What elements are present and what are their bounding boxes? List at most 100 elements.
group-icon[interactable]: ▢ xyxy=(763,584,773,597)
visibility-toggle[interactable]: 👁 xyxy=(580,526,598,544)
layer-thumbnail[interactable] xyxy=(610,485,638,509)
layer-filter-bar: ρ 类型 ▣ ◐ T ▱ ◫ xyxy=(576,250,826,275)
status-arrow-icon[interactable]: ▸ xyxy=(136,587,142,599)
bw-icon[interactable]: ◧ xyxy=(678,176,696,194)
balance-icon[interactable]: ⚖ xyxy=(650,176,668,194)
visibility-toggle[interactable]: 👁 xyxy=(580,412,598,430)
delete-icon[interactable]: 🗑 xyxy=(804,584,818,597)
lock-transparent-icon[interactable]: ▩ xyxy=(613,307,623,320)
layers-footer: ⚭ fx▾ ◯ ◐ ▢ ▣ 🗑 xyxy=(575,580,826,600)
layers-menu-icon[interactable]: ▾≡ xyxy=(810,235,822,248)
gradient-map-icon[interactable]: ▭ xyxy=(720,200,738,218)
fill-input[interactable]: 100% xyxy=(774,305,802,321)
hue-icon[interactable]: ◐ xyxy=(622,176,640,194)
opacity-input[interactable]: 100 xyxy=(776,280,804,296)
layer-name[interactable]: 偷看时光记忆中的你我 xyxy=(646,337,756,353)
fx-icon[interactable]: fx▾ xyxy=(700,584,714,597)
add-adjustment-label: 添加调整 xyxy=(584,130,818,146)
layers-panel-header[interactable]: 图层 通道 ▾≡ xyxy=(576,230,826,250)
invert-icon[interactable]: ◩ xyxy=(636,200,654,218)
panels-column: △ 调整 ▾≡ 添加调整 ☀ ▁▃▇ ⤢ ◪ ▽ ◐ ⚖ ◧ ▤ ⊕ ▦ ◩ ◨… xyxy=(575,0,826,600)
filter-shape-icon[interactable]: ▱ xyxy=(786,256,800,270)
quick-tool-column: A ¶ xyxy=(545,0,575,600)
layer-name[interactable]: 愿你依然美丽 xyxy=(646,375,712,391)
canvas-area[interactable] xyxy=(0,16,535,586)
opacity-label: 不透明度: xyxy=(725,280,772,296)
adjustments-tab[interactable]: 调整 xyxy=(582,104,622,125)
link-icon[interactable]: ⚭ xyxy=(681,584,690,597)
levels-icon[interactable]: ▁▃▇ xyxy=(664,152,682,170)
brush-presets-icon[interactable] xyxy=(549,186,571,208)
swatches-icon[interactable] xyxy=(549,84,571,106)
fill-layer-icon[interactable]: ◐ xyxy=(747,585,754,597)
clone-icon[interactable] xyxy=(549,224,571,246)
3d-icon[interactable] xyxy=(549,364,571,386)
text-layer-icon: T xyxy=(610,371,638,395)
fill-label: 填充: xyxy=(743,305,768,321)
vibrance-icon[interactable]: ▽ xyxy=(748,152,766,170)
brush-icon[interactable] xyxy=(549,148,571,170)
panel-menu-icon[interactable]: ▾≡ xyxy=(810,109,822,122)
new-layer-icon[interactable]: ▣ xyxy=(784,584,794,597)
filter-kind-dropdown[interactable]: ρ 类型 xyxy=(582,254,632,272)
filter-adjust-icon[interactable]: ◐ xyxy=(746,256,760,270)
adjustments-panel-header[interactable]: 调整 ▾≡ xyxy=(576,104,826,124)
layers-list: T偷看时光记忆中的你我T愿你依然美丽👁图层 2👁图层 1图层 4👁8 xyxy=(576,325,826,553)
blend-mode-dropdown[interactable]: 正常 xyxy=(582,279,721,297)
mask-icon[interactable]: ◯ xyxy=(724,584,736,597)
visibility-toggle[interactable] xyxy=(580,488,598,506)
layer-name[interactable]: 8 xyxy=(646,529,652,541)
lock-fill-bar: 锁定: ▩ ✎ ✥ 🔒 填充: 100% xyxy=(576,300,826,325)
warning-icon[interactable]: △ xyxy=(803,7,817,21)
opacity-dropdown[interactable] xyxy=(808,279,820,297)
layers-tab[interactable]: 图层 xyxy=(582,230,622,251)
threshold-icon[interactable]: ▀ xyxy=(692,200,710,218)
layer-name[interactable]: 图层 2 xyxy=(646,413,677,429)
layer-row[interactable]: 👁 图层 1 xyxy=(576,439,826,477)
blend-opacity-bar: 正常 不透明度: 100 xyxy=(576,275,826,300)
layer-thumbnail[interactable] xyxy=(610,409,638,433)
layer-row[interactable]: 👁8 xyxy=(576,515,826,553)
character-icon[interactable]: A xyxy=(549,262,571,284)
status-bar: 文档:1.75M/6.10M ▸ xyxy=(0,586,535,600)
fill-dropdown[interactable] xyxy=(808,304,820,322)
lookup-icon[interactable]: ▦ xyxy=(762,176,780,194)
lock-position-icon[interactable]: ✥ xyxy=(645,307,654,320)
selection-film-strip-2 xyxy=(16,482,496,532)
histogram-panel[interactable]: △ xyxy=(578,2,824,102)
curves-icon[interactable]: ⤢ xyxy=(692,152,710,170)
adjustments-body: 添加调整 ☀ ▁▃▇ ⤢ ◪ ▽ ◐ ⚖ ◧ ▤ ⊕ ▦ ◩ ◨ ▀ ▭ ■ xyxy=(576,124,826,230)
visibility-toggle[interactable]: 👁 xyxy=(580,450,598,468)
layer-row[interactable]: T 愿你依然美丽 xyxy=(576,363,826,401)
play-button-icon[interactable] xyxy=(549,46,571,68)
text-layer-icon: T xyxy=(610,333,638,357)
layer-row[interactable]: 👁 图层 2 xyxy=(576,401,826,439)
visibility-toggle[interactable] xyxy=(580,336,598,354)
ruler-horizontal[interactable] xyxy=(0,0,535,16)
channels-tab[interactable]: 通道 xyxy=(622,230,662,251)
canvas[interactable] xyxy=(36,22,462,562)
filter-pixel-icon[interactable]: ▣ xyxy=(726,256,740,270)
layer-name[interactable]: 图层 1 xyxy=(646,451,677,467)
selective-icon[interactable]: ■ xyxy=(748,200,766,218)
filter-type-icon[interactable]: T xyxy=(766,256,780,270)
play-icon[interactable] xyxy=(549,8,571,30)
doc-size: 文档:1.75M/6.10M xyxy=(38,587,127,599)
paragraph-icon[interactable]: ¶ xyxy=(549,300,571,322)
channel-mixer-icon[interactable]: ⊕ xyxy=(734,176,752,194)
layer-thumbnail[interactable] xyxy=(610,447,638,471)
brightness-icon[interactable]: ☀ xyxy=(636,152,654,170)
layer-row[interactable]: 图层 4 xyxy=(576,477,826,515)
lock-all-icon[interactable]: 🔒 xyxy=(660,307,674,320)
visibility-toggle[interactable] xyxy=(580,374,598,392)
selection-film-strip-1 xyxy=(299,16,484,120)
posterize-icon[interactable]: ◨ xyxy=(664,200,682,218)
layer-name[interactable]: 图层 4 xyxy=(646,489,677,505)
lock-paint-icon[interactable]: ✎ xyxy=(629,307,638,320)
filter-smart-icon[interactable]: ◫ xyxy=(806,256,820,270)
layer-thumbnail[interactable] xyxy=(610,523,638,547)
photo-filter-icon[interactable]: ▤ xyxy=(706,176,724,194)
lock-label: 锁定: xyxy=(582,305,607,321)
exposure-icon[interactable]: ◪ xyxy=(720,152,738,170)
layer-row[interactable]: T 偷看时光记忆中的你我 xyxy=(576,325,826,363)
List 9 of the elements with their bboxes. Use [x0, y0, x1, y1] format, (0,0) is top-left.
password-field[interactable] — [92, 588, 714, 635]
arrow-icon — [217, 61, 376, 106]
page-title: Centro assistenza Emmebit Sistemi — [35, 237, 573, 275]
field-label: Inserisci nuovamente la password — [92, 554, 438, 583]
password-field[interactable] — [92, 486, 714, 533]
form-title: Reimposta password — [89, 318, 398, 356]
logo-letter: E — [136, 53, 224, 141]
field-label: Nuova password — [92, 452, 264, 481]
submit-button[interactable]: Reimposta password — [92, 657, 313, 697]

···

YOUR INSTRUCTIONS — Put the lines running from the start of the records through the line that contains "add-adjustment-label: 添加调整 xyxy=(584,130,818,146)" into a JSON list of strings, one string per line, leaving out blank lines.

EXERCISE OUTPUT —
[
  "What elements are present and what are their bounding boxes? List at most 100 elements.",
  "group-icon[interactable]: ▢ xyxy=(763,584,773,597)",
  "visibility-toggle[interactable]: 👁 xyxy=(580,526,598,544)",
  "layer-thumbnail[interactable] xyxy=(610,485,638,509)",
  "layer-filter-bar: ρ 类型 ▣ ◐ T ▱ ◫ xyxy=(576,250,826,275)",
  "status-arrow-icon[interactable]: ▸ xyxy=(136,587,142,599)",
  "bw-icon[interactable]: ◧ xyxy=(678,176,696,194)",
  "balance-icon[interactable]: ⚖ xyxy=(650,176,668,194)",
  "visibility-toggle[interactable]: 👁 xyxy=(580,412,598,430)",
  "delete-icon[interactable]: 🗑 xyxy=(804,584,818,597)",
  "lock-transparent-icon[interactable]: ▩ xyxy=(613,307,623,320)",
  "layers-footer: ⚭ fx▾ ◯ ◐ ▢ ▣ 🗑 xyxy=(575,580,826,600)",
  "layers-menu-icon[interactable]: ▾≡ xyxy=(810,235,822,248)",
  "gradient-map-icon[interactable]: ▭ xyxy=(720,200,738,218)",
  "fill-input[interactable]: 100% xyxy=(774,305,802,321)",
  "hue-icon[interactable]: ◐ xyxy=(622,176,640,194)",
  "opacity-input[interactable]: 100 xyxy=(776,280,804,296)",
  "layer-name[interactable]: 偷看时光记忆中的你我 xyxy=(646,337,756,353)",
  "fx-icon[interactable]: fx▾ xyxy=(700,584,714,597)",
  "add-adjustment-label: 添加调整 xyxy=(584,130,818,146)"
]